[start Input for this task]
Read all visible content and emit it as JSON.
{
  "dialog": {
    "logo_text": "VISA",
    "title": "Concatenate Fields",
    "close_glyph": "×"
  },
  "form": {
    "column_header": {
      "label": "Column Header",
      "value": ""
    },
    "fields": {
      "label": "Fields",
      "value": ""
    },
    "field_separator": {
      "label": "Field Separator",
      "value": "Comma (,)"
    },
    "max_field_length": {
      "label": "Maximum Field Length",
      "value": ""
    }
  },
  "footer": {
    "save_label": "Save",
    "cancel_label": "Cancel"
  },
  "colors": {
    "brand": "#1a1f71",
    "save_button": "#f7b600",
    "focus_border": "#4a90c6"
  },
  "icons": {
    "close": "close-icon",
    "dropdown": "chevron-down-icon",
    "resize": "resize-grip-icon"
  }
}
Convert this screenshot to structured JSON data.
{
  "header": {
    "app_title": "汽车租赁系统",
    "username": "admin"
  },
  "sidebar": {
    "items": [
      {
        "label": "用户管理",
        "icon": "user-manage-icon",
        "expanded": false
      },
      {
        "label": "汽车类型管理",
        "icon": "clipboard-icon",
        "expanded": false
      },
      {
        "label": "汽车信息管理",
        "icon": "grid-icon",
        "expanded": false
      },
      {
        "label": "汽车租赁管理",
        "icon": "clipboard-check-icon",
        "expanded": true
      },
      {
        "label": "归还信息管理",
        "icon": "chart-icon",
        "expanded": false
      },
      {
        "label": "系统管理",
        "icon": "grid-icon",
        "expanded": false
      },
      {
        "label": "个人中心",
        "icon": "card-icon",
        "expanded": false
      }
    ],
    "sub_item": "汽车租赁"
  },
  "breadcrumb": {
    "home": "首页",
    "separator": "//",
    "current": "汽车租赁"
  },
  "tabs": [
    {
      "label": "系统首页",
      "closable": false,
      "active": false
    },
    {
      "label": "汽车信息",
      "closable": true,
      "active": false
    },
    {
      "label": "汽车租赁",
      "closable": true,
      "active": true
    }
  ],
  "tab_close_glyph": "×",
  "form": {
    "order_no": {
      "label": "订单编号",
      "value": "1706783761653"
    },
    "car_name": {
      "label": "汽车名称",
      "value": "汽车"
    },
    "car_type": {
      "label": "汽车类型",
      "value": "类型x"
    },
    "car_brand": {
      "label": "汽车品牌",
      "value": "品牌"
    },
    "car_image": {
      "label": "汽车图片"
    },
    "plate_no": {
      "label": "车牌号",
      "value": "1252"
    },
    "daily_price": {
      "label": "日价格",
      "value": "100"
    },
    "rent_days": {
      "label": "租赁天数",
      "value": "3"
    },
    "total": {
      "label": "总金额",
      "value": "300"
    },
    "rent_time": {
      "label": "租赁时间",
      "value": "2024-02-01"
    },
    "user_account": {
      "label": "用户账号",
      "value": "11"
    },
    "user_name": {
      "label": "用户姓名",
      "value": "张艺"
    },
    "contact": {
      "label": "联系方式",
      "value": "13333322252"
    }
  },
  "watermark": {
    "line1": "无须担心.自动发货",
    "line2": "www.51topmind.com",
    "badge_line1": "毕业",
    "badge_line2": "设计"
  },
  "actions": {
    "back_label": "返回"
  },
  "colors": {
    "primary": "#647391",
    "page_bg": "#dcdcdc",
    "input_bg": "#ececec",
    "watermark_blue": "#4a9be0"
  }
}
[end Input for this task]
Exercise objective >> List the lines of the records where "true" occurs.

Response >>
        "expanded": true
      "closable": true,
      "closable": true,
      "active": true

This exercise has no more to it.